## Objective
Repeat the entries that follow verbatim, without any of their pictures.

## Dataset records
# # # #
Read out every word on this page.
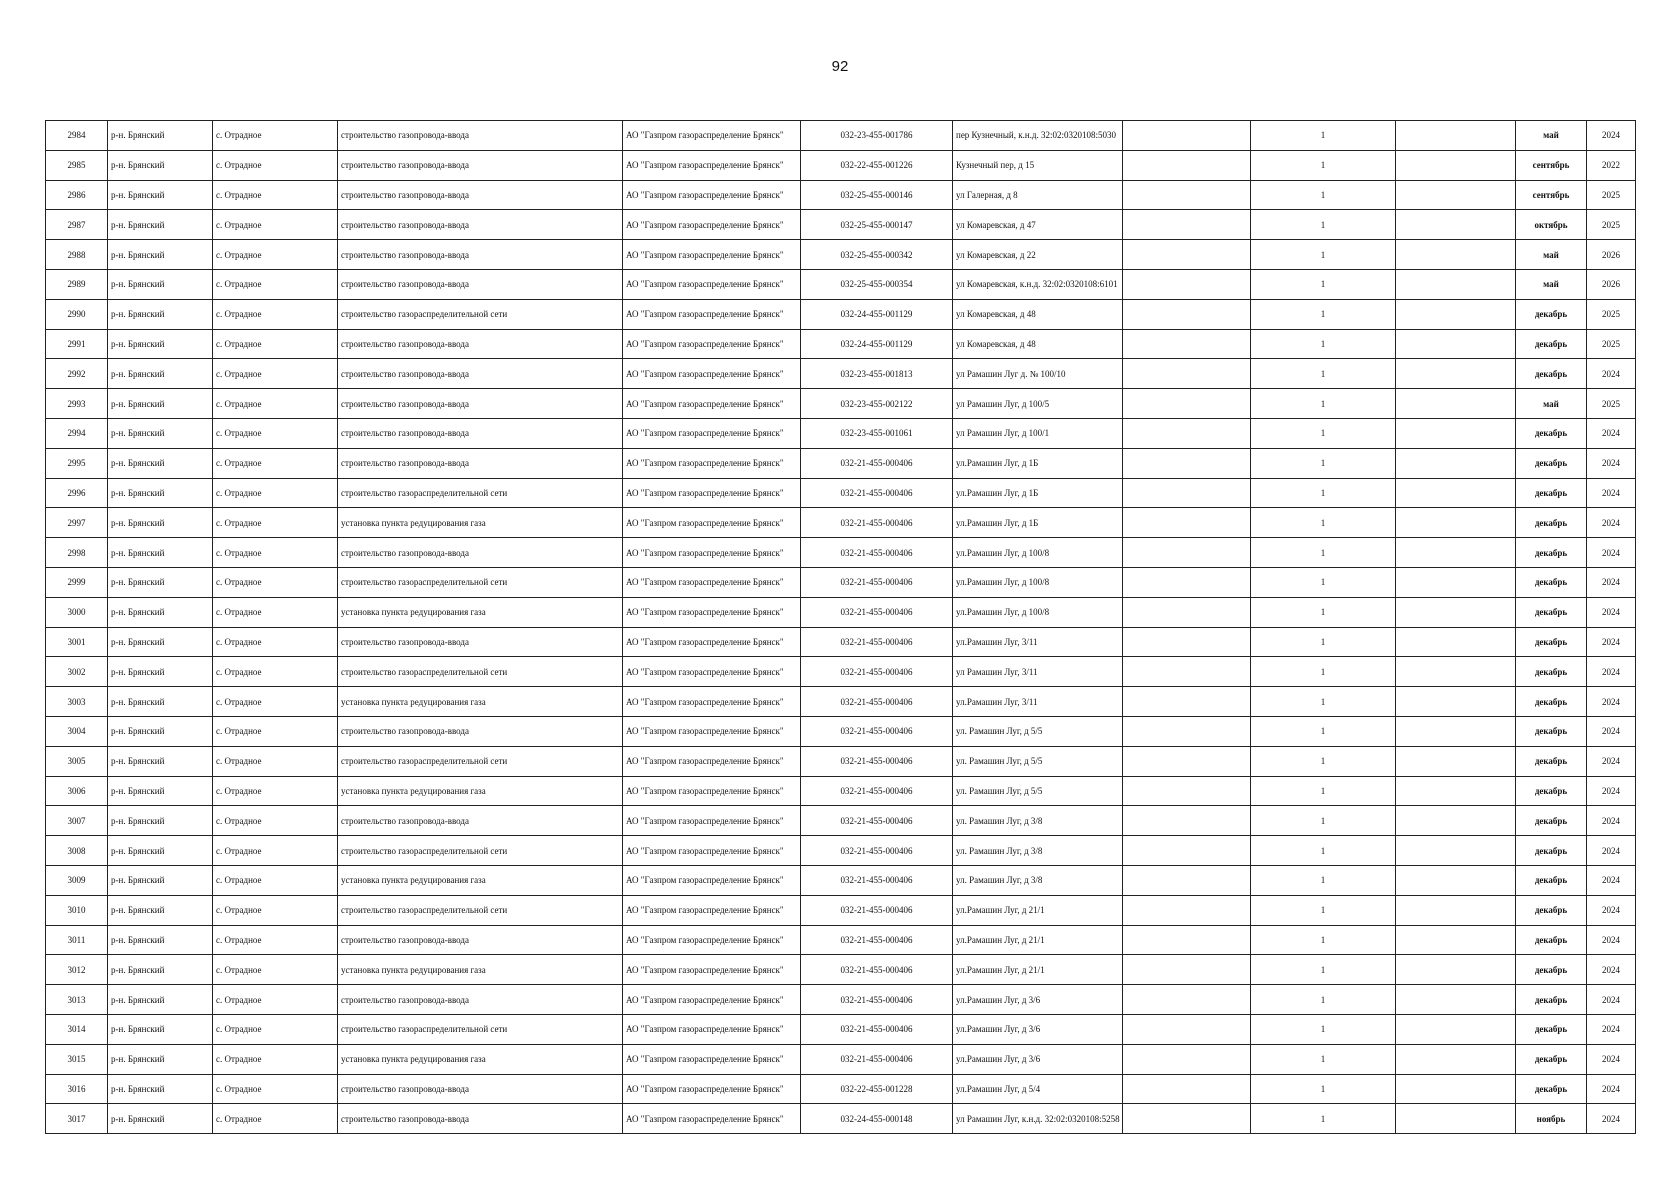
92
2984	р-н. Брянский	с. Отрадное	строительство газопровода-ввода	АО "Газпром газораспределение Брянск"	032-23-455-001786	пер Кузнечный, к.н.д. 32:02:0320108:5030		1		май	2024
2985	р-н. Брянский	с. Отрадное	строительство газопровода-ввода	АО "Газпром газораспределение Брянск"	032-22-455-001226	Кузнечный пер, д 15		1		сентябрь	2022
2986	р-н. Брянский	с. Отрадное	строительство газопровода-ввода	АО "Газпром газораспределение Брянск"	032-25-455-000146	ул Галерная, д 8		1		сентябрь	2025
2987	р-н. Брянский	с. Отрадное	строительство газопровода-ввода	АО "Газпром газораспределение Брянск"	032-25-455-000147	ул Комаревская, д 47		1		октябрь	2025
2988	р-н. Брянский	с. Отрадное	строительство газопровода-ввода	АО "Газпром газораспределение Брянск"	032-25-455-000342	ул Комаревская, д 22		1		май	2026
2989	р-н. Брянский	с. Отрадное	строительство газопровода-ввода	АО "Газпром газораспределение Брянск"	032-25-455-000354	ул Комаревская, к.н.д. 32:02:0320108:6101		1		май	2026
2990	р-н. Брянский	с. Отрадное	строительство газораспределительной сети	АО "Газпром газораспределение Брянск"	032-24-455-001129	ул Комаревская, д 48		1		декабрь	2025
2991	р-н. Брянский	с. Отрадное	строительство газопровода-ввода	АО "Газпром газораспределение Брянск"	032-24-455-001129	ул Комаревская, д 48		1		декабрь	2025
2992	р-н. Брянский	с. Отрадное	строительство газопровода-ввода	АО "Газпром газораспределение Брянск"	032-23-455-001813	ул Рамашин Луг д. № 100/10		1		декабрь	2024
2993	р-н. Брянский	с. Отрадное	строительство газопровода-ввода	АО "Газпром газораспределение Брянск"	032-23-455-002122	ул Рамашин Луг, д 100/5		1		май	2025
2994	р-н. Брянский	с. Отрадное	строительство газопровода-ввода	АО "Газпром газораспределение Брянск"	032-23-455-001061	ул Рамашин Луг, д 100/1		1		декабрь	2024
2995	р-н. Брянский	с. Отрадное	строительство газопровода-ввода	АО "Газпром газораспределение Брянск"	032-21-455-000406	ул.Рамашин Луг, д 1Б		1		декабрь	2024
2996	р-н. Брянский	с. Отрадное	строительство газораспределительной сети	АО "Газпром газораспределение Брянск"	032-21-455-000406	ул.Рамашин Луг, д 1Б		1		декабрь	2024
2997	р-н. Брянский	с. Отрадное	установка пункта редуцирования газа	АО "Газпром газораспределение Брянск"	032-21-455-000406	ул.Рамашин Луг, д 1Б		1		декабрь	2024
2998	р-н. Брянский	с. Отрадное	строительство газопровода-ввода	АО "Газпром газораспределение Брянск"	032-21-455-000406	ул.Рамашин Луг, д 100/8		1		декабрь	2024
2999	р-н. Брянский	с. Отрадное	строительство газораспределительной сети	АО "Газпром газораспределение Брянск"	032-21-455-000406	ул.Рамашин Луг, д 100/8		1		декабрь	2024
3000	р-н. Брянский	с. Отрадное	установка пункта редуцирования газа	АО "Газпром газораспределение Брянск"	032-21-455-000406	ул.Рамашин Луг, д 100/8		1		декабрь	2024
3001	р-н. Брянский	с. Отрадное	строительство газопровода-ввода	АО "Газпром газораспределение Брянск"	032-21-455-000406	ул.Рамашин Луг, 3/11		1		декабрь	2024
3002	р-н. Брянский	с. Отрадное	строительство газораспределительной сети	АО "Газпром газораспределение Брянск"	032-21-455-000406	ул Рамашин Луг, 3/11		1		декабрь	2024
3003	р-н. Брянский	с. Отрадное	установка пункта редуцирования газа	АО "Газпром газораспределение Брянск"	032-21-455-000406	ул.Рамашин Луг, 3/11		1		декабрь	2024
3004	р-н. Брянский	с. Отрадное	строительство газопровода-ввода	АО "Газпром газораспределение Брянск"	032-21-455-000406	ул. Рамашин Луг, д 5/5		1		декабрь	2024
3005	р-н. Брянский	с. Отрадное	строительство газораспределительной сети	АО "Газпром газораспределение Брянск"	032-21-455-000406	ул. Рамашин Луг, д 5/5		1		декабрь	2024
3006	р-н. Брянский	с. Отрадное	установка пункта редуцирования газа	АО "Газпром газораспределение Брянск"	032-21-455-000406	ул. Рамашин Луг, д 5/5		1		декабрь	2024
3007	р-н. Брянский	с. Отрадное	строительство газопровода-ввода	АО "Газпром газораспределение Брянск"	032-21-455-000406	ул. Рамашин Луг, д 3/8		1		декабрь	2024
3008	р-н. Брянский	с. Отрадное	строительство газораспределительной сети	АО "Газпром газораспределение Брянск"	032-21-455-000406	ул. Рамашин Луг, д 3/8		1		декабрь	2024
3009	р-н. Брянский	с. Отрадное	установка пункта редуцирования газа	АО "Газпром газораспределение Брянск"	032-21-455-000406	ул. Рамашин Луг, д 3/8		1		декабрь	2024
3010	р-н. Брянский	с. Отрадное	строительство газораспределительной сети	АО "Газпром газораспределение Брянск"	032-21-455-000406	ул.Рамашин Луг, д 21/1		1		декабрь	2024
3011	р-н. Брянский	с. Отрадное	строительство газопровода-ввода	АО "Газпром газораспределение Брянск"	032-21-455-000406	ул.Рамашин Луг, д 21/1		1		декабрь	2024
3012	р-н. Брянский	с. Отрадное	установка пункта редуцирования газа	АО "Газпром газораспределение Брянск"	032-21-455-000406	ул.Рамашин Луг, д 21/1		1		декабрь	2024
3013	р-н. Брянский	с. Отрадное	строительство газопровода-ввода	АО "Газпром газораспределение Брянск"	032-21-455-000406	ул.Рамашин Луг, д 3/6		1		декабрь	2024
3014	р-н. Брянский	с. Отрадное	строительство газораспределительной сети	АО "Газпром газораспределение Брянск"	032-21-455-000406	ул.Рамашин Луг, д 3/6		1		декабрь	2024
3015	р-н. Брянский	с. Отрадное	установка пункта редуцирования газа	АО "Газпром газораспределение Брянск"	032-21-455-000406	ул.Рамашин Луг, д 3/6		1		декабрь	2024
3016	р-н. Брянский	с. Отрадное	строительство газопровода-ввода	АО "Газпром газораспределение Брянск"	032-22-455-001228	ул.Рамашин Луг, д 5/4		1		декабрь	2024
3017	р-н. Брянский	с. Отрадное	строительство газопровода-ввода	АО "Газпром газораспределение Брянск"	032-24-455-000148	ул Рамашин Луг, к.н.д. 32:02:0320108:5258		1		ноябрь	2024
# # # #
## Complete answer
Read out every word on this page.
92
2984	р-н. Брянский	с. Отрадное	строительство газопровода-ввода	АО "Газпром газораспределение Брянск"	032-23-455-001786	пер Кузнечный, к.н.д. 32:02:0320108:5030		1		май	2024
2985	р-н. Брянский	с. Отрадное	строительство газопровода-ввода	АО "Газпром газораспределение Брянск"	032-22-455-001226	Кузнечный пер, д 15		1		сентябрь	2022
2986	р-н. Брянский	с. Отрадное	строительство газопровода-ввода	АО "Газпром газораспределение Брянск"	032-25-455-000146	ул Галерная, д 8		1		сентябрь	2025
2987	р-н. Брянский	с. Отрадное	строительство газопровода-ввода	АО "Газпром газораспределение Брянск"	032-25-455-000147	ул Комаревская, д 47		1		октябрь	2025
2988	р-н. Брянский	с. Отрадное	строительство газопровода-ввода	АО "Газпром газораспределение Брянск"	032-25-455-000342	ул Комаревская, д 22		1		май	2026
2989	р-н. Брянский	с. Отрадное	строительство газопровода-ввода	АО "Газпром газораспределение Брянск"	032-25-455-000354	ул Комаревская, к.н.д. 32:02:0320108:6101		1		май	2026
2990	р-н. Брянский	с. Отрадное	строительство газораспределительной сети	АО "Газпром газораспределение Брянск"	032-24-455-001129	ул Комаревская, д 48		1		декабрь	2025
2991	р-н. Брянский	с. Отрадное	строительство газопровода-ввода	АО "Газпром газораспределение Брянск"	032-24-455-001129	ул Комаревская, д 48		1		декабрь	2025
2992	р-н. Брянский	с. Отрадное	строительство газопровода-ввода	АО "Газпром газораспределение Брянск"	032-23-455-001813	ул Рамашин Луг д. № 100/10		1		декабрь	2024
2993	р-н. Брянский	с. Отрадное	строительство газопровода-ввода	АО "Газпром газораспределение Брянск"	032-23-455-002122	ул Рамашин Луг, д 100/5		1		май	2025
2994	р-н. Брянский	с. Отрадное	строительство газопровода-ввода	АО "Газпром газораспределение Брянск"	032-23-455-001061	ул Рамашин Луг, д 100/1		1		декабрь	2024
2995	р-н. Брянский	с. Отрадное	строительство газопровода-ввода	АО "Газпром газораспределение Брянск"	032-21-455-000406	ул.Рамашин Луг, д 1Б		1		декабрь	2024
2996	р-н. Брянский	с. Отрадное	строительство газораспределительной сети	АО "Газпром газораспределение Брянск"	032-21-455-000406	ул.Рамашин Луг, д 1Б		1		декабрь	2024
2997	р-н. Брянский	с. Отрадное	установка пункта редуцирования газа	АО "Газпром газораспределение Брянск"	032-21-455-000406	ул.Рамашин Луг, д 1Б		1		декабрь	2024
2998	р-н. Брянский	с. Отрадное	строительство газопровода-ввода	АО "Газпром газораспределение Брянск"	032-21-455-000406	ул.Рамашин Луг, д 100/8		1		декабрь	2024
2999	р-н. Брянский	с. Отрадное	строительство газораспределительной сети	АО "Газпром газораспределение Брянск"	032-21-455-000406	ул.Рамашин Луг, д 100/8		1		декабрь	2024
3000	р-н. Брянский	с. Отрадное	установка пункта редуцирования газа	АО "Газпром газораспределение Брянск"	032-21-455-000406	ул.Рамашин Луг, д 100/8		1		декабрь	2024
3001	р-н. Брянский	с. Отрадное	строительство газопровода-ввода	АО "Газпром газораспределение Брянск"	032-21-455-000406	ул.Рамашин Луг, 3/11		1		декабрь	2024
3002	р-н. Брянский	с. Отрадное	строительство газораспределительной сети	АО "Газпром газораспределение Брянск"	032-21-455-000406	ул Рамашин Луг, 3/11		1		декабрь	2024
3003	р-н. Брянский	с. Отрадное	установка пункта редуцирования газа	АО "Газпром газораспределение Брянск"	032-21-455-000406	ул.Рамашин Луг, 3/11		1		декабрь	2024
3004	р-н. Брянский	с. Отрадное	строительство газопровода-ввода	АО "Газпром газораспределение Брянск"	032-21-455-000406	ул. Рамашин Луг, д 5/5		1		декабрь	2024
3005	р-н. Брянский	с. Отрадное	строительство газораспределительной сети	АО "Газпром газораспределение Брянск"	032-21-455-000406	ул. Рамашин Луг, д 5/5		1		декабрь	2024
3006	р-н. Брянский	с. Отрадное	установка пункта редуцирования газа	АО "Газпром газораспределение Брянск"	032-21-455-000406	ул. Рамашин Луг, д 5/5		1		декабрь	2024
3007	р-н. Брянский	с. Отрадное	строительство газопровода-ввода	АО "Газпром газораспределение Брянск"	032-21-455-000406	ул. Рамашин Луг, д 3/8		1		декабрь	2024
3008	р-н. Брянский	с. Отрадное	строительство газораспределительной сети	АО "Газпром газораспределение Брянск"	032-21-455-000406	ул. Рамашин Луг, д 3/8		1		декабрь	2024
3009	р-н. Брянский	с. Отрадное	установка пункта редуцирования газа	АО "Газпром газораспределение Брянск"	032-21-455-000406	ул. Рамашин Луг, д 3/8		1		декабрь	2024
3010	р-н. Брянский	с. Отрадное	строительство газораспределительной сети	АО "Газпром газораспределение Брянск"	032-21-455-000406	ул.Рамашин Луг, д 21/1		1		декабрь	2024
3011	р-н. Брянский	с. Отрадное	строительство газопровода-ввода	АО "Газпром газораспределение Брянск"	032-21-455-000406	ул.Рамашин Луг, д 21/1		1		декабрь	2024
3012	р-н. Брянский	с. Отрадное	установка пункта редуцирования газа	АО "Газпром газораспределение Брянск"	032-21-455-000406	ул.Рамашин Луг, д 21/1		1		декабрь	2024
3013	р-н. Брянский	с. Отрадное	строительство газопровода-ввода	АО "Газпром газораспределение Брянск"	032-21-455-000406	ул.Рамашин Луг, д 3/6		1		декабрь	2024
3014	р-н. Брянский	с. Отрадное	строительство газораспределительной сети	АО "Газпром газораспределение Брянск"	032-21-455-000406	ул.Рамашин Луг, д 3/6		1		декабрь	2024
3015	р-н. Брянский	с. Отрадное	установка пункта редуцирования газа	АО "Газпром газораспределение Брянск"	032-21-455-000406	ул.Рамашин Луг, д 3/6		1		декабрь	2024
3016	р-н. Брянский	с. Отрадное	строительство газопровода-ввода	АО "Газпром газораспределение Брянск"	032-22-455-001228	ул.Рамашин Луг, д 5/4		1		декабрь	2024
3017	р-н. Брянский	с. Отрадное	строительство газопровода-ввода	АО "Газпром газораспределение Брянск"	032-24-455-000148	ул Рамашин Луг, к.н.д. 32:02:0320108:5258		1		ноябрь	2024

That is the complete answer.